PROBLEM STATEMENT =
Reproduce exactly the lines from the line containing "Output the text content of this document." through the end of the records below, including both ends, and nothing else.

DATA SUPPLIED =
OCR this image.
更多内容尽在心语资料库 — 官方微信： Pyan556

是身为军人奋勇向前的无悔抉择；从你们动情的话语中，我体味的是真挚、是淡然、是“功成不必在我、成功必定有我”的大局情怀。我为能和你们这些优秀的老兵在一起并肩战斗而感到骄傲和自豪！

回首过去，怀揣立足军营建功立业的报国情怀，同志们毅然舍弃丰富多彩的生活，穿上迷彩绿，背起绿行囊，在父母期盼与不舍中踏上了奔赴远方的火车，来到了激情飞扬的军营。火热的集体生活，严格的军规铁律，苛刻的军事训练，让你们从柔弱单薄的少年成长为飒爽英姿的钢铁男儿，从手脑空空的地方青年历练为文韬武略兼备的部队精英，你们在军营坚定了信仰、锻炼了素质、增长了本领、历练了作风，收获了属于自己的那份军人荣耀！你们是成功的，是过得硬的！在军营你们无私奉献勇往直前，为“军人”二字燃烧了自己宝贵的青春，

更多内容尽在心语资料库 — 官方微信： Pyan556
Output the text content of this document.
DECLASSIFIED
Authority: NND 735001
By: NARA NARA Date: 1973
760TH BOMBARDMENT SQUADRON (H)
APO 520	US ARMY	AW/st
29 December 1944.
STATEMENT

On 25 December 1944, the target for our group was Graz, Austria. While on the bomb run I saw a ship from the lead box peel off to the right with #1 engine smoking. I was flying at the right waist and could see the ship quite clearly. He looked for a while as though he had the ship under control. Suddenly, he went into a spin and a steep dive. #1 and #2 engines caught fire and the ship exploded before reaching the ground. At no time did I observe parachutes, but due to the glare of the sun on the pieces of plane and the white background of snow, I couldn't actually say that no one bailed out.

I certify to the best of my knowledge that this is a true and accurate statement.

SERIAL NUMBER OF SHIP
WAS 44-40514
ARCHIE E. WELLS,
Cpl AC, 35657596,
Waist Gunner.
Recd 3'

SOLUTION TO THIS TASK =
Output the text content of this document.
DECLASSIFIED
Authority: NND 735001
By: NARA NARA Date: 1973
760TH BOMBARDMENT SQUADRON (H)
APO 520	US ARMY	AW/st
29 December 1944.
STATEMENT

On 25 December 1944, the target for our group was Graz, Austria. While on the bomb run I saw a ship from the lead box peel off to the right with #1 engine smoking. I was flying at the right waist and could see the ship quite clearly. He looked for a while as though he had the ship under control. Suddenly, he went into a spin and a steep dive. #1 and #2 engines caught fire and the ship exploded before reaching the ground. At no time did I observe parachutes, but due to the glare of the sun on the pieces of plane and the white background of snow, I couldn't actually say that no one bailed out.

I certify to the best of my knowledge that this is a true and accurate statement.

SERIAL NUMBER OF SHIP
WAS 44-40514
ARCHIE E. WELLS,
Cpl AC, 35657596,
Waist Gunner.
Recd 3'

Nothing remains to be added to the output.